[Passage to read]
ZeroPHP

Mailer

Mailer

Zero Framework ships with a lightweight SMTP mailer that follows Laravel-style configuration while keeping the implementation dependency free. Messages are dispatched through the Zero\Lib\Mail\Mailer facade (Mail).

Implementation: Mailer.php, Message.php, Transport/SmtpTransport.php.


Mailer API

use Zero\Lib\Mail\Mailer;
// or via the kernel alias:
use Mail;

Mailer::send(Closure $callback): void

Build and send a message inside a closure. The closure receives a fresh Message (with the configured default from already applied).

Mail::send(function ($message) {
    $message
        ->to('user@example.test', 'Tofik')
        ->subject('Welcome!')
        ->html(view('mail.welcome', ['name' => 'Tofik']));
});

Mailer::raw(string $to, string $subject, string $body, bool $isHtml = false): void

Shortcut for one-line emails with no extra headers/attachments.
[/Passage to read]
_The problem_. Extend the Mailer documentation above, starting after its last sentence about the Mailer::raw shortcut.
[Information supplied]
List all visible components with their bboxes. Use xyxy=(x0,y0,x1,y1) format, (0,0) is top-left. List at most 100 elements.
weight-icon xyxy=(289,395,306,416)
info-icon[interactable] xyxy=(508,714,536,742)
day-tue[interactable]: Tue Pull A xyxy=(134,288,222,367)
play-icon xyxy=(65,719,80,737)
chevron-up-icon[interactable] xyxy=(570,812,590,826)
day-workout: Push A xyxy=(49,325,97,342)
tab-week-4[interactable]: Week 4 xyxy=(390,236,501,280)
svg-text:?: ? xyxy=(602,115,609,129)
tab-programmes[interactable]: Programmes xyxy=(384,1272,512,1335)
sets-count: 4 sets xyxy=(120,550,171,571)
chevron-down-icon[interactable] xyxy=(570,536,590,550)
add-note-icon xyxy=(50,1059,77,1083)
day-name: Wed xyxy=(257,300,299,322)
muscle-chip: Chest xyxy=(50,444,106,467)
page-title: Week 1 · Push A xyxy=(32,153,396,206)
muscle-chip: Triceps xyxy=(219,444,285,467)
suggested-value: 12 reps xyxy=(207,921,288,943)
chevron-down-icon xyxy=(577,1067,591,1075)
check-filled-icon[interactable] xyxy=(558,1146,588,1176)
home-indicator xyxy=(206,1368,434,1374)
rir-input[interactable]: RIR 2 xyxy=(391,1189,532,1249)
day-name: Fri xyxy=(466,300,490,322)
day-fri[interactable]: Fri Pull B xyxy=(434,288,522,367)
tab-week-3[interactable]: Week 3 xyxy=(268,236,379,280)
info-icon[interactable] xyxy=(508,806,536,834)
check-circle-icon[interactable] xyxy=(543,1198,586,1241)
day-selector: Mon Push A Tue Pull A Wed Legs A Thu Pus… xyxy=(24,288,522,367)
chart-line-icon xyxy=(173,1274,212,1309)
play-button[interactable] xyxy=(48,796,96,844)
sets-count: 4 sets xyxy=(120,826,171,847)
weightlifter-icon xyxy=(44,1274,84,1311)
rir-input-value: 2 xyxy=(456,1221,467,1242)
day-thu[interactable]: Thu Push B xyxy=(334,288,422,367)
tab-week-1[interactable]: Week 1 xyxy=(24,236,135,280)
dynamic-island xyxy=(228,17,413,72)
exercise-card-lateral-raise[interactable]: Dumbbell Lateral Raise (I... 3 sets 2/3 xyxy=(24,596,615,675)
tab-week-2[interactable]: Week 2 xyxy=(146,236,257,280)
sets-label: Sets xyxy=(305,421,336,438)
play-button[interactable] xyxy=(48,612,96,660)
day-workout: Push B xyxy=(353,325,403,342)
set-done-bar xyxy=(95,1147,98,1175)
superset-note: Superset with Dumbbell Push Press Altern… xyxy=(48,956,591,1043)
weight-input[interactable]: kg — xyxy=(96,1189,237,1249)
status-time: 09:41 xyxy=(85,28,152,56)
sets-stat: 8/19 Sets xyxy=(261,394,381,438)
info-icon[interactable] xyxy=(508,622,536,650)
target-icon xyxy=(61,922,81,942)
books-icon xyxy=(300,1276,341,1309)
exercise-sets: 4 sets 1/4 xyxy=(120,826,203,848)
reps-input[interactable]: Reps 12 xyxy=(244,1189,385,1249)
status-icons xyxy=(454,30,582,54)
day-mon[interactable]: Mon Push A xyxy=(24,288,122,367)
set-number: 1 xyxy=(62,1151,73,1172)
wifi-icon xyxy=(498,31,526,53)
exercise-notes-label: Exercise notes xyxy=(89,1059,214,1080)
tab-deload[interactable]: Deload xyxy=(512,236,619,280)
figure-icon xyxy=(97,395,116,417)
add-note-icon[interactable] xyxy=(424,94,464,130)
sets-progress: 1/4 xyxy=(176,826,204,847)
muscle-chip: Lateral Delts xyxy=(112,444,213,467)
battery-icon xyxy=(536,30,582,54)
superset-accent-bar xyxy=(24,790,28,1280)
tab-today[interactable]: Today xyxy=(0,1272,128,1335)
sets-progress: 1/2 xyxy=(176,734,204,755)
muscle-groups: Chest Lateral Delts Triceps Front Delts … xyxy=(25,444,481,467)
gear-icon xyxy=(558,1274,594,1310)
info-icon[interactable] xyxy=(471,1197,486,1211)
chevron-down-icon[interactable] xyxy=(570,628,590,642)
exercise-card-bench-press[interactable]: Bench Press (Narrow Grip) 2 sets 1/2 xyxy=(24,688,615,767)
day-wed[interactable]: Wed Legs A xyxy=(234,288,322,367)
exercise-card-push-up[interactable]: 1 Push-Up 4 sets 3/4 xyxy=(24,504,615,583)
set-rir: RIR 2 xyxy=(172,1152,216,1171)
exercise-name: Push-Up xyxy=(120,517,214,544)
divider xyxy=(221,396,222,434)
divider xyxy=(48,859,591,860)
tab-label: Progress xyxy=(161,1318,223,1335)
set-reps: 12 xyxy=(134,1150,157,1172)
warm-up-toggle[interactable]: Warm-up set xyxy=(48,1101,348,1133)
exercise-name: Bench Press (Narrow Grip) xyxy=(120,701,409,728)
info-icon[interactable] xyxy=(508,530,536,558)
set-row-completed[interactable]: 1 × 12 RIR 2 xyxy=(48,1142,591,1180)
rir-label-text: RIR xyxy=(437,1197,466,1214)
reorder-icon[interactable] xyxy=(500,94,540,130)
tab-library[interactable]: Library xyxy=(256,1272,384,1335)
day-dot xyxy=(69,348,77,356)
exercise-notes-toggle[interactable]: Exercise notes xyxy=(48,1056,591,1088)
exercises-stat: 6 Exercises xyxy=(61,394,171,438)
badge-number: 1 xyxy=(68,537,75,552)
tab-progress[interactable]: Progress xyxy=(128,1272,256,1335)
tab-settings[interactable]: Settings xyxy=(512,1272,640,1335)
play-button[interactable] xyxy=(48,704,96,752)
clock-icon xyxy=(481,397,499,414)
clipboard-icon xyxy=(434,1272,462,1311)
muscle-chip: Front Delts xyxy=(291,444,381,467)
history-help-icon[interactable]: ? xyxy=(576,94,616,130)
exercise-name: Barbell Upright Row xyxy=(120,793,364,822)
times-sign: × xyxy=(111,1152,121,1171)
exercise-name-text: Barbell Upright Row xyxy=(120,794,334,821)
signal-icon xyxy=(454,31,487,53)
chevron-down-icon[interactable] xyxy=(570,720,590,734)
[/Information supplied]
_Answer to this problem_.
Mail::raw('ops@example.test', 'Heartbeat', 'still alive');
Mail::raw('user@example.test', 'Hi', '<b>hello</b>', isHtml: true);

Mailer::instance(): self

Get the underlying singleton. Rarely needed — send() and raw() cover the common cases.

$mailer = Mailer::instance();

Mailer::reset(): void

Drop the singleton (mainly for tests when config has changed).

Mailer::reset();

->dispatch(Closure $callback): void

Instance form of send(). The static Mailer::send() ultimately calls this.

Mailer::instance()->dispatch(function ($message) {
    $message->to($to)->subject($subject)->text($body);
});

Both send() and dispatch() validate that the message has a From address (either configured default or set via ->from()) and at least one recipient; otherwise they throw Zero\Lib\Mail\MailException.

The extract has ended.